+++ Stored data
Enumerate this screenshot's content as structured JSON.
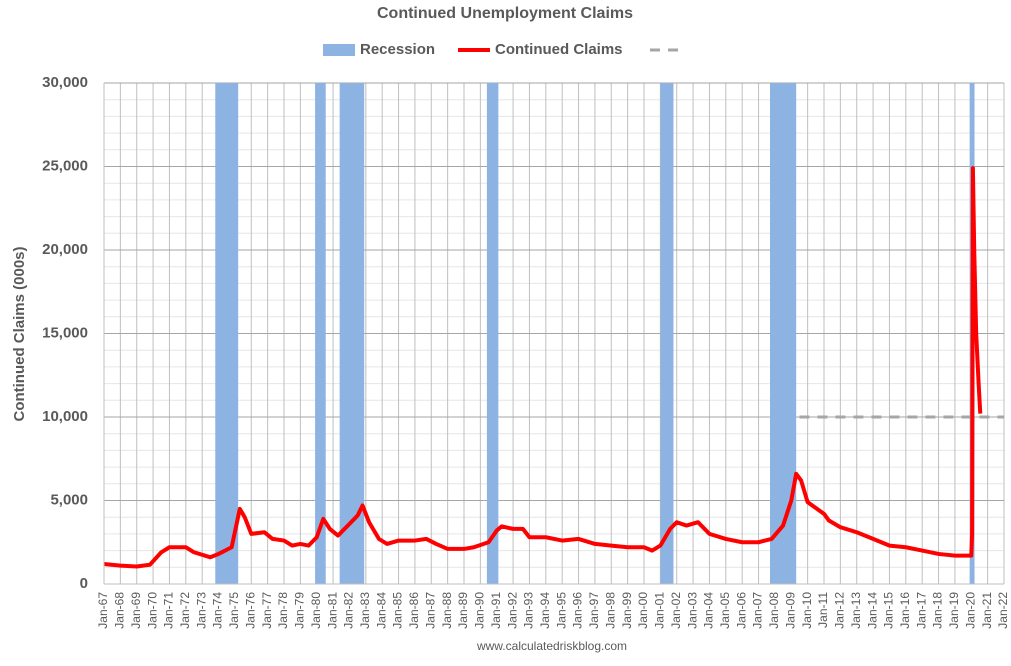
{
  "chart_data": {
    "type": "line",
    "title": "Continued Unemployment Claims",
    "y_label": "Continued Claims (000s)",
    "source": "www.calculatedriskblog.com",
    "xlim": [
      1967,
      2022
    ],
    "xticks": [
      {
        "value": 1967,
        "label": "Jan-67"
      },
      {
        "value": 1968,
        "label": "Jan-68"
      },
      {
        "value": 1969,
        "label": "Jan-69"
      },
      {
        "value": 1970,
        "label": "Jan-70"
      },
      {
        "value": 1971,
        "label": "Jan-71"
      },
      {
        "value": 1972,
        "label": "Jan-72"
      },
      {
        "value": 1973,
        "label": "Jan-73"
      },
      {
        "value": 1974,
        "label": "Jan-74"
      },
      {
        "value": 1975,
        "label": "Jan-75"
      },
      {
        "value": 1976,
        "label": "Jan-76"
      },
      {
        "value": 1977,
        "label": "Jan-77"
      },
      {
        "value": 1978,
        "label": "Jan-78"
      },
      {
        "value": 1979,
        "label": "Jan-79"
      },
      {
        "value": 1980,
        "label": "Jan-80"
      },
      {
        "value": 1981,
        "label": "Jan-81"
      },
      {
        "value": 1982,
        "label": "Jan-82"
      },
      {
        "value": 1983,
        "label": "Jan-83"
      },
      {
        "value": 1984,
        "label": "Jan-84"
      },
      {
        "value": 1985,
        "label": "Jan-85"
      },
      {
        "value": 1986,
        "label": "Jan-86"
      },
      {
        "value": 1987,
        "label": "Jan-87"
      },
      {
        "value": 1988,
        "label": "Jan-88"
      },
      {
        "value": 1989,
        "label": "Jan-89"
      },
      {
        "value": 1990,
        "label": "Jan-90"
      },
      {
        "value": 1991,
        "label": "Jan-91"
      },
      {
        "value": 1992,
        "label": "Jan-92"
      },
      {
        "value": 1993,
        "label": "Jan-93"
      },
      {
        "value": 1994,
        "label": "Jan-94"
      },
      {
        "value": 1995,
        "label": "Jan-95"
      },
      {
        "value": 1996,
        "label": "Jan-96"
      },
      {
        "value": 1997,
        "label": "Jan-97"
      },
      {
        "value": 1998,
        "label": "Jan-98"
      },
      {
        "value": 1999,
        "label": "Jan-99"
      },
      {
        "value": 2000,
        "label": "Jan-00"
      },
      {
        "value": 2001,
        "label": "Jan-01"
      },
      {
        "value": 2002,
        "label": "Jan-02"
      },
      {
        "value": 2003,
        "label": "Jan-03"
      },
      {
        "value": 2004,
        "label": "Jan-04"
      },
      {
        "value": 2005,
        "label": "Jan-05"
      },
      {
        "value": 2006,
        "label": "Jan-06"
      },
      {
        "value": 2007,
        "label": "Jan-07"
      },
      {
        "value": 2008,
        "label": "Jan-08"
      },
      {
        "value": 2009,
        "label": "Jan-09"
      },
      {
        "value": 2010,
        "label": "Jan-10"
      },
      {
        "value": 2011,
        "label": "Jan-11"
      },
      {
        "value": 2012,
        "label": "Jan-12"
      },
      {
        "value": 2013,
        "label": "Jan-13"
      },
      {
        "value": 2014,
        "label": "Jan-14"
      },
      {
        "value": 2015,
        "label": "Jan-15"
      },
      {
        "value": 2016,
        "label": "Jan-16"
      },
      {
        "value": 2017,
        "label": "Jan-17"
      },
      {
        "value": 2018,
        "label": "Jan-18"
      },
      {
        "value": 2019,
        "label": "Jan-19"
      },
      {
        "value": 2020,
        "label": "Jan-20"
      },
      {
        "value": 2021,
        "label": "Jan-21"
      },
      {
        "value": 2022,
        "label": "Jan-22"
      }
    ],
    "ylim": [
      0,
      30000
    ],
    "yticks": [
      0,
      {
        "value": 5000,
        "label": "5,000"
      },
      {
        "value": 10000,
        "label": "10,000"
      },
      {
        "value": 15000,
        "label": "15,000"
      },
      {
        "value": 20000,
        "label": "20,000"
      },
      {
        "value": 25000,
        "label": "25,000"
      },
      {
        "value": 30000,
        "label": "30,000"
      }
    ],
    "minor_ystep": 1000,
    "grid": true,
    "recessions": {
      "name": "Recession",
      "color": "#8db3e2",
      "periods": [
        [
          1973.8,
          1975.2
        ],
        [
          1979.9,
          1980.55
        ],
        [
          1981.4,
          1982.9
        ],
        [
          1990.4,
          1991.1
        ],
        [
          2001.0,
          2001.8
        ],
        [
          2007.7,
          2009.3
        ],
        [
          2019.9,
          2020.2
        ]
      ]
    },
    "reference_line": {
      "value": 10000,
      "xlim": [
        2009.5,
        2022
      ],
      "color": "#a6a6a6"
    },
    "series": [
      {
        "name": "Continued Claims",
        "color": "#ff0000",
        "x": [
          1967,
          1968,
          1969,
          1969.8,
          1970.5,
          1971,
          1972,
          1972.5,
          1973.5,
          1974,
          1974.8,
          1975.3,
          1975.6,
          1976,
          1976.8,
          1977.3,
          1978,
          1978.5,
          1979,
          1979.5,
          1980,
          1980.4,
          1980.8,
          1981.3,
          1981.8,
          1982.5,
          1982.8,
          1983.2,
          1983.8,
          1984.3,
          1985,
          1986,
          1986.7,
          1987.3,
          1988,
          1989,
          1989.6,
          1990.5,
          1991,
          1991.3,
          1992,
          1992.6,
          1993,
          1994,
          1995,
          1996,
          1997,
          1998,
          1999,
          2000,
          2000.5,
          2001,
          2001.6,
          2002,
          2002.6,
          2003.3,
          2004,
          2005,
          2006,
          2007,
          2007.8,
          2008.5,
          2009,
          2009.3,
          2009.6,
          2010,
          2011,
          2011.3,
          2012,
          2013,
          2014,
          2015,
          2016,
          2017,
          2018,
          2019,
          2020,
          2020.05,
          2020.1,
          2020.18,
          2020.3,
          2020.45,
          2020.55
        ],
        "values": [
          1200,
          1100,
          1050,
          1150,
          1900,
          2200,
          2200,
          1900,
          1600,
          1800,
          2200,
          4500,
          4000,
          3000,
          3100,
          2700,
          2600,
          2300,
          2400,
          2300,
          2800,
          3900,
          3300,
          2900,
          3400,
          4100,
          4700,
          3700,
          2700,
          2400,
          2600,
          2600,
          2700,
          2400,
          2100,
          2100,
          2200,
          2500,
          3200,
          3450,
          3300,
          3300,
          2800,
          2800,
          2600,
          2700,
          2400,
          2300,
          2200,
          2200,
          2000,
          2300,
          3300,
          3700,
          3500,
          3700,
          3000,
          2700,
          2500,
          2500,
          2700,
          3500,
          5000,
          6600,
          6200,
          4900,
          4200,
          3800,
          3400,
          3100,
          2700,
          2300,
          2200,
          2000,
          1800,
          1700,
          1700,
          3000,
          24900,
          20000,
          15000,
          12000,
          10200
        ]
      }
    ]
  }
}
++++++
*Work required:* Scan the material above for the word "color". Copy each line where it occurs.

*Answer to this exercise:*
      "color": "#8db3e2",
      "color": "#a6a6a6"
        "color": "#ff0000",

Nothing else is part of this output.